___ Data entries ___

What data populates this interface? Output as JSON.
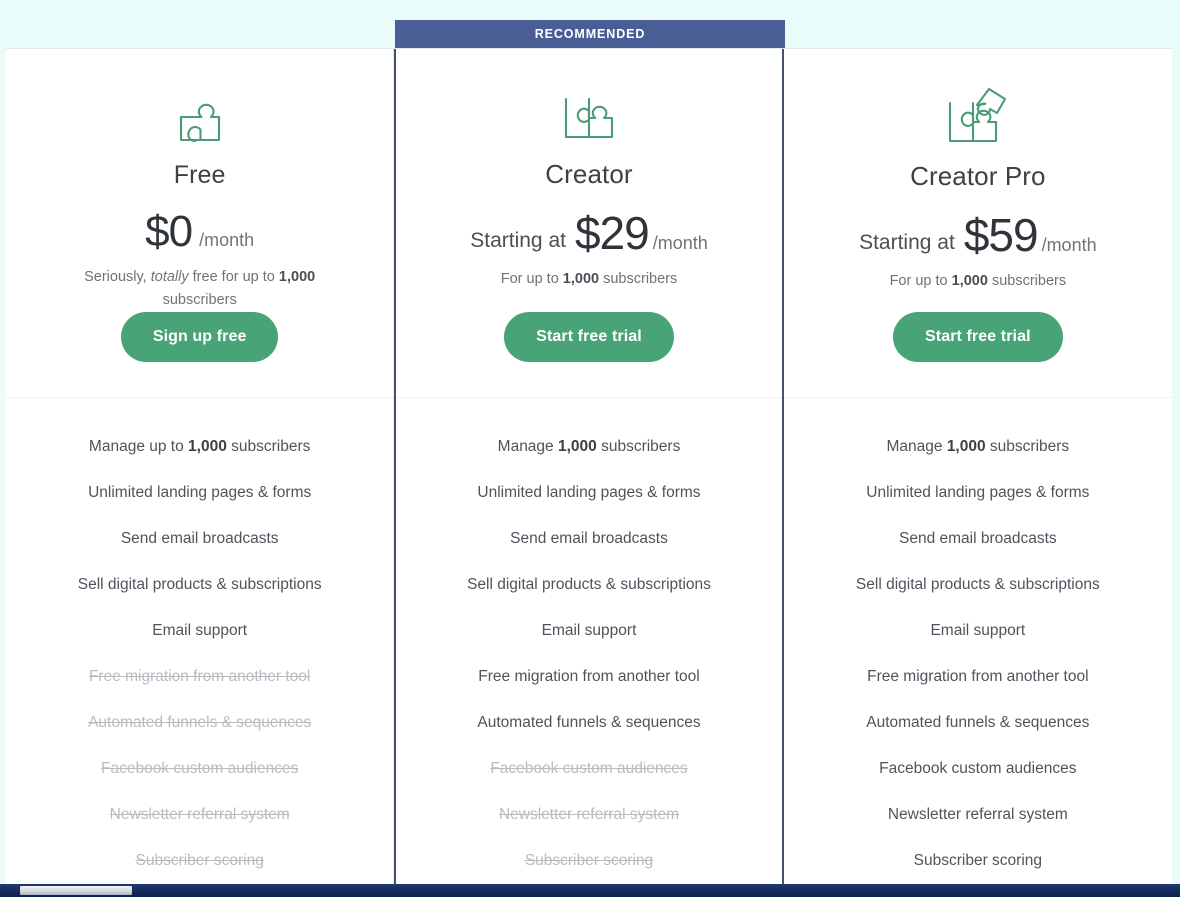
{
  "ribbon": {
    "label": "RECOMMENDED"
  },
  "colors": {
    "page_background": "#e9fcfa",
    "ribbon": "#4a5e96",
    "cta_green": "#48a377",
    "featured_border": "#47536a",
    "disabled_text": "#b7bcc2"
  },
  "plans": [
    {
      "id": "free",
      "icon": "puzzle-one-piece-icon",
      "name": "Free",
      "price_prefix": "",
      "price_amount": "$0",
      "price_period": "/month",
      "note_parts": [
        {
          "text": "Seriously, ",
          "style": "normal"
        },
        {
          "text": "totally",
          "style": "italic"
        },
        {
          "text": " free for up to ",
          "style": "normal"
        },
        {
          "text": "1,000",
          "style": "bold"
        },
        {
          "text": " subscribers",
          "style": "normal"
        }
      ],
      "cta_label": "Sign up free",
      "features": [
        {
          "parts": [
            {
              "text": "Manage up to ",
              "style": "normal"
            },
            {
              "text": "1,000",
              "style": "bold"
            },
            {
              "text": " subscribers",
              "style": "normal"
            }
          ],
          "included": true
        },
        {
          "parts": [
            {
              "text": "Unlimited landing pages & forms",
              "style": "normal"
            }
          ],
          "included": true
        },
        {
          "parts": [
            {
              "text": "Send email broadcasts",
              "style": "normal"
            }
          ],
          "included": true
        },
        {
          "parts": [
            {
              "text": "Sell digital products & subscriptions",
              "style": "normal"
            }
          ],
          "included": true
        },
        {
          "parts": [
            {
              "text": "Email support",
              "style": "normal"
            }
          ],
          "included": true
        },
        {
          "parts": [
            {
              "text": "Free migration from another tool",
              "style": "normal"
            }
          ],
          "included": false
        },
        {
          "parts": [
            {
              "text": "Automated funnels & sequences",
              "style": "normal"
            }
          ],
          "included": false
        },
        {
          "parts": [
            {
              "text": "Facebook custom audiences",
              "style": "normal"
            }
          ],
          "included": false
        },
        {
          "parts": [
            {
              "text": "Newsletter referral system",
              "style": "normal"
            }
          ],
          "included": false
        },
        {
          "parts": [
            {
              "text": "Subscriber scoring",
              "style": "normal"
            }
          ],
          "included": false
        }
      ]
    },
    {
      "id": "creator",
      "icon": "puzzle-two-pieces-icon",
      "name": "Creator",
      "price_prefix": "Starting at",
      "price_amount": "$29",
      "price_period": "/month",
      "note_parts": [
        {
          "text": "For up to ",
          "style": "normal"
        },
        {
          "text": "1,000",
          "style": "bold"
        },
        {
          "text": " subscribers",
          "style": "normal"
        }
      ],
      "cta_label": "Start free trial",
      "features": [
        {
          "parts": [
            {
              "text": "Manage ",
              "style": "normal"
            },
            {
              "text": "1,000",
              "style": "bold"
            },
            {
              "text": " subscribers",
              "style": "normal"
            }
          ],
          "included": true
        },
        {
          "parts": [
            {
              "text": "Unlimited landing pages & forms",
              "style": "normal"
            }
          ],
          "included": true
        },
        {
          "parts": [
            {
              "text": "Send email broadcasts",
              "style": "normal"
            }
          ],
          "included": true
        },
        {
          "parts": [
            {
              "text": "Sell digital products & subscriptions",
              "style": "normal"
            }
          ],
          "included": true
        },
        {
          "parts": [
            {
              "text": "Email support",
              "style": "normal"
            }
          ],
          "included": true
        },
        {
          "parts": [
            {
              "text": "Free migration from another tool",
              "style": "normal"
            }
          ],
          "included": true
        },
        {
          "parts": [
            {
              "text": "Automated funnels & sequences",
              "style": "normal"
            }
          ],
          "included": true
        },
        {
          "parts": [
            {
              "text": "Facebook custom audiences",
              "style": "normal"
            }
          ],
          "included": false
        },
        {
          "parts": [
            {
              "text": "Newsletter referral system",
              "style": "normal"
            }
          ],
          "included": false
        },
        {
          "parts": [
            {
              "text": "Subscriber scoring",
              "style": "normal"
            }
          ],
          "included": false
        }
      ]
    },
    {
      "id": "creator-pro",
      "icon": "puzzle-three-pieces-icon",
      "name": "Creator Pro",
      "price_prefix": "Starting at",
      "price_amount": "$59",
      "price_period": "/month",
      "note_parts": [
        {
          "text": "For up to ",
          "style": "normal"
        },
        {
          "text": "1,000",
          "style": "bold"
        },
        {
          "text": " subscribers",
          "style": "normal"
        }
      ],
      "cta_label": "Start free trial",
      "features": [
        {
          "parts": [
            {
              "text": "Manage ",
              "style": "normal"
            },
            {
              "text": "1,000",
              "style": "bold"
            },
            {
              "text": " subscribers",
              "style": "normal"
            }
          ],
          "included": true
        },
        {
          "parts": [
            {
              "text": "Unlimited landing pages & forms",
              "style": "normal"
            }
          ],
          "included": true
        },
        {
          "parts": [
            {
              "text": "Send email broadcasts",
              "style": "normal"
            }
          ],
          "included": true
        },
        {
          "parts": [
            {
              "text": "Sell digital products & subscriptions",
              "style": "normal"
            }
          ],
          "included": true
        },
        {
          "parts": [
            {
              "text": "Email support",
              "style": "normal"
            }
          ],
          "included": true
        },
        {
          "parts": [
            {
              "text": "Free migration from another tool",
              "style": "normal"
            }
          ],
          "included": true
        },
        {
          "parts": [
            {
              "text": "Automated funnels & sequences",
              "style": "normal"
            }
          ],
          "included": true
        },
        {
          "parts": [
            {
              "text": "Facebook custom audiences",
              "style": "normal"
            }
          ],
          "included": true
        },
        {
          "parts": [
            {
              "text": "Newsletter referral system",
              "style": "normal"
            }
          ],
          "included": true
        },
        {
          "parts": [
            {
              "text": "Subscriber scoring",
              "style": "normal"
            }
          ],
          "included": true
        }
      ]
    }
  ]
}
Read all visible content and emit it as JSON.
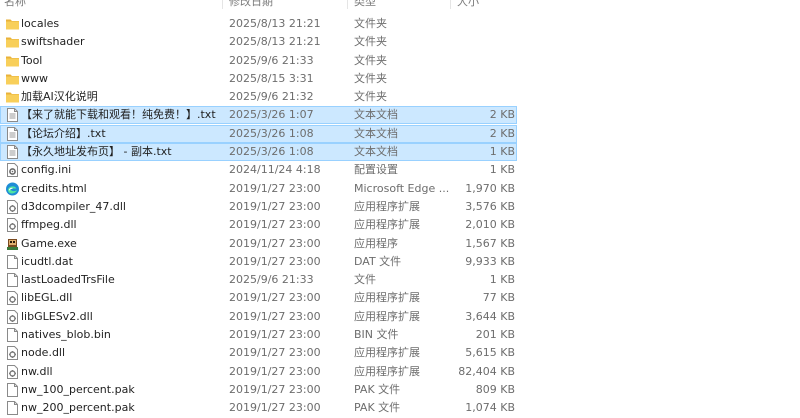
{
  "header": {
    "name": "名称",
    "date": "修改日期",
    "type": "类型",
    "size": "大小"
  },
  "files": [
    {
      "name": "locales",
      "date": "2025/8/13 21:21",
      "type": "文件夹",
      "size": "",
      "icon": "folder-icon",
      "selected": false
    },
    {
      "name": "swiftshader",
      "date": "2025/8/13 21:21",
      "type": "文件夹",
      "size": "",
      "icon": "folder-icon",
      "selected": false
    },
    {
      "name": "Tool",
      "date": "2025/9/6 21:33",
      "type": "文件夹",
      "size": "",
      "icon": "folder-icon",
      "selected": false
    },
    {
      "name": "www",
      "date": "2025/8/15 3:31",
      "type": "文件夹",
      "size": "",
      "icon": "folder-icon",
      "selected": false
    },
    {
      "name": "加载AI汉化说明",
      "date": "2025/9/6 21:32",
      "type": "文件夹",
      "size": "",
      "icon": "folder-icon",
      "selected": false
    },
    {
      "name": "【来了就能下载和观看！纯免费！】.txt",
      "date": "2025/3/26 1:07",
      "type": "文本文档",
      "size": "2 KB",
      "icon": "text-file-icon",
      "selected": true
    },
    {
      "name": "【论坛介绍】.txt",
      "date": "2025/3/26 1:08",
      "type": "文本文档",
      "size": "2 KB",
      "icon": "text-file-icon",
      "selected": true
    },
    {
      "name": "【永久地址发布页】 - 副本.txt",
      "date": "2025/3/26 1:08",
      "type": "文本文档",
      "size": "1 KB",
      "icon": "text-file-icon",
      "selected": true
    },
    {
      "name": "config.ini",
      "date": "2024/11/24 4:18",
      "type": "配置设置",
      "size": "1 KB",
      "icon": "config-file-icon",
      "selected": false
    },
    {
      "name": "credits.html",
      "date": "2019/1/27 23:00",
      "type": "Microsoft Edge ...",
      "size": "1,970 KB",
      "icon": "edge-icon",
      "selected": false
    },
    {
      "name": "d3dcompiler_47.dll",
      "date": "2019/1/27 23:00",
      "type": "应用程序扩展",
      "size": "3,576 KB",
      "icon": "dll-file-icon",
      "selected": false
    },
    {
      "name": "ffmpeg.dll",
      "date": "2019/1/27 23:00",
      "type": "应用程序扩展",
      "size": "2,010 KB",
      "icon": "dll-file-icon",
      "selected": false
    },
    {
      "name": "Game.exe",
      "date": "2019/1/27 23:00",
      "type": "应用程序",
      "size": "1,567 KB",
      "icon": "game-exe-icon",
      "selected": false
    },
    {
      "name": "icudtl.dat",
      "date": "2019/1/27 23:00",
      "type": "DAT 文件",
      "size": "9,933 KB",
      "icon": "blank-file-icon",
      "selected": false
    },
    {
      "name": "lastLoadedTrsFile",
      "date": "2025/9/6 21:33",
      "type": "文件",
      "size": "1 KB",
      "icon": "blank-file-icon",
      "selected": false
    },
    {
      "name": "libEGL.dll",
      "date": "2019/1/27 23:00",
      "type": "应用程序扩展",
      "size": "77 KB",
      "icon": "dll-file-icon",
      "selected": false
    },
    {
      "name": "libGLESv2.dll",
      "date": "2019/1/27 23:00",
      "type": "应用程序扩展",
      "size": "3,644 KB",
      "icon": "dll-file-icon",
      "selected": false
    },
    {
      "name": "natives_blob.bin",
      "date": "2019/1/27 23:00",
      "type": "BIN 文件",
      "size": "201 KB",
      "icon": "blank-file-icon",
      "selected": false
    },
    {
      "name": "node.dll",
      "date": "2019/1/27 23:00",
      "type": "应用程序扩展",
      "size": "5,615 KB",
      "icon": "dll-file-icon",
      "selected": false
    },
    {
      "name": "nw.dll",
      "date": "2019/1/27 23:00",
      "type": "应用程序扩展",
      "size": "82,404 KB",
      "icon": "dll-file-icon",
      "selected": false
    },
    {
      "name": "nw_100_percent.pak",
      "date": "2019/1/27 23:00",
      "type": "PAK 文件",
      "size": "809 KB",
      "icon": "blank-file-icon",
      "selected": false
    },
    {
      "name": "nw_200_percent.pak",
      "date": "2019/1/27 23:00",
      "type": "PAK 文件",
      "size": "1,074 KB",
      "icon": "blank-file-icon",
      "selected": false
    }
  ]
}
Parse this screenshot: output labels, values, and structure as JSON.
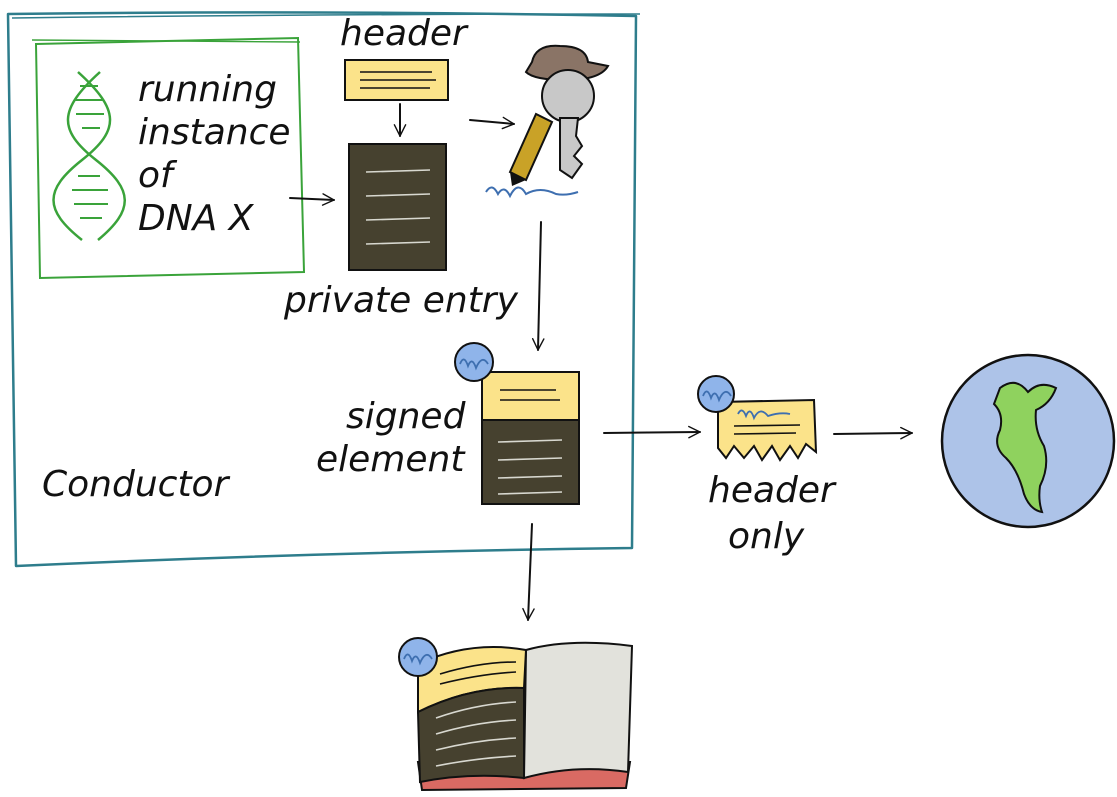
{
  "labels": {
    "header": "header",
    "running_line1": "running",
    "running_line2": "instance",
    "running_line3": "of",
    "running_line4": "DNA X",
    "private_entry": "private entry",
    "signed_line1": "signed",
    "signed_line2": "element",
    "conductor": "Conductor",
    "header_only_line1": "header",
    "header_only_line2": "only"
  },
  "colors": {
    "conductor_border": "#2e7d8c",
    "dna_border": "#3aa33a",
    "dna_strand": "#3aa33a",
    "header_yellow": "#fbe38a",
    "entry_dark": "#46412f",
    "entry_lines": "#d8d8d0",
    "signature_blue": "#3e6fb0",
    "seal_blue": "#8fb4ea",
    "key_gray": "#c8c8c8",
    "hat_brown": "#8a7466",
    "pencil_gold": "#c9a227",
    "earth_ocean": "#adc3e8",
    "earth_land": "#8fd25e",
    "book_page": "#e2e2dc",
    "book_cover_red": "#d96a63"
  },
  "icons": {
    "dna": "dna-helix-icon",
    "signing": "key-pencil-hat-icon",
    "network": "earth-globe-icon",
    "chain": "open-book-icon",
    "seal": "signature-seal-icon"
  }
}
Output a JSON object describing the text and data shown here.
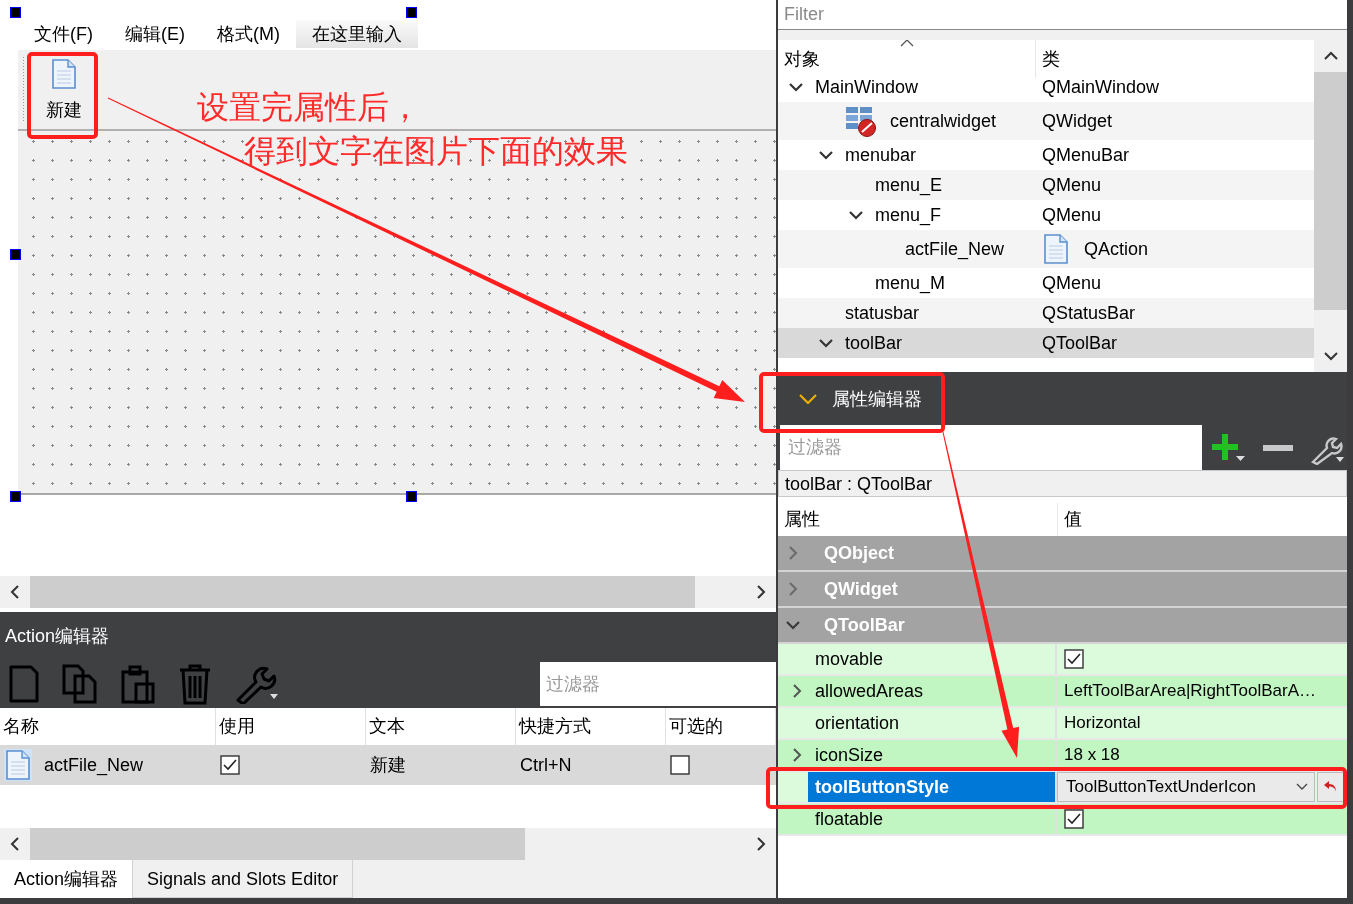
{
  "form": {
    "menu_bar": [
      {
        "label": "文件(F)",
        "kind": "menu"
      },
      {
        "label": "编辑(E)",
        "kind": "menu"
      },
      {
        "label": "格式(M)",
        "kind": "menu"
      },
      {
        "label": "在这里输入",
        "kind": "placeholder"
      }
    ],
    "toolbar": [
      {
        "label": "新建"
      }
    ]
  },
  "action_editor": {
    "title": "Action编辑器",
    "filter": {
      "placeholder": "过滤器"
    },
    "columns": [
      "名称",
      "使用",
      "文本",
      "快捷方式",
      "可选的"
    ],
    "rows": [
      {
        "name": "actFile_New",
        "used": true,
        "text": "新建",
        "shortcut": "Ctrl+N",
        "checkable": false,
        "selected": true
      }
    ],
    "tabs": [
      {
        "label": "Action编辑器",
        "selected": true
      },
      {
        "label": "Signals and Slots Editor",
        "selected": false
      }
    ]
  },
  "object_inspector": {
    "filter": {
      "placeholder": "Filter"
    },
    "columns": [
      "对象",
      "类"
    ],
    "tree": [
      {
        "name": "MainWindow",
        "class": "QMainWindow",
        "expanded": true,
        "selected": false,
        "children": [
          {
            "name": "centralwidget",
            "class": "QWidget",
            "kind": "widget",
            "selected": false
          },
          {
            "name": "menubar",
            "class": "QMenuBar",
            "expanded": true,
            "selected": false,
            "children": [
              {
                "name": "menu_E",
                "class": "QMenu",
                "selected": false
              },
              {
                "name": "menu_F",
                "class": "QMenu",
                "expanded": true,
                "selected": false,
                "children": [
                  {
                    "name": "actFile_New",
                    "class": "QAction",
                    "kind": "action",
                    "selected": false
                  }
                ]
              },
              {
                "name": "menu_M",
                "class": "QMenu",
                "selected": false
              }
            ]
          },
          {
            "name": "statusbar",
            "class": "QStatusBar",
            "selected": false
          },
          {
            "name": "toolBar",
            "class": "QToolBar",
            "expanded": true,
            "selected": true
          }
        ]
      }
    ]
  },
  "property_editor": {
    "title": "属性编辑器",
    "filter": {
      "placeholder": "过滤器"
    },
    "object": "toolBar : QToolBar",
    "columns": [
      "属性",
      "值"
    ],
    "groups": [
      {
        "name": "QObject",
        "expanded": false
      },
      {
        "name": "QWidget",
        "expanded": false
      },
      {
        "name": "QToolBar",
        "expanded": true,
        "properties": [
          {
            "name": "movable",
            "kind": "checkbox",
            "checked": true,
            "expandable": false,
            "selected": false
          },
          {
            "name": "allowedAreas",
            "kind": "text",
            "value": "LeftToolBarArea|RightToolBarA…",
            "expandable": true,
            "selected": false
          },
          {
            "name": "orientation",
            "kind": "text",
            "value": "Horizontal",
            "expandable": false,
            "selected": false
          },
          {
            "name": "iconSize",
            "kind": "text",
            "value": "18 x 18",
            "expandable": true,
            "selected": false
          },
          {
            "name": "toolButtonStyle",
            "kind": "combo",
            "value": "ToolButtonTextUnderIcon",
            "expandable": false,
            "selected": true
          },
          {
            "name": "floatable",
            "kind": "checkbox",
            "checked": true,
            "expandable": false,
            "selected": false
          }
        ]
      }
    ]
  },
  "annotation": {
    "lines": [
      "设置完属性后，",
      "得到文字在图片下面的效果"
    ]
  }
}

___

Problem description |
Pull out all lines from the entries above in which the word "JSON" appears.

Written answer |
What data populates this interface? Output as JSON.
Read all visible content and emit it as JSON.
Parse this screenshot: output labels, values, and structure as JSON.
Output a JSON object describing the text and data shown here.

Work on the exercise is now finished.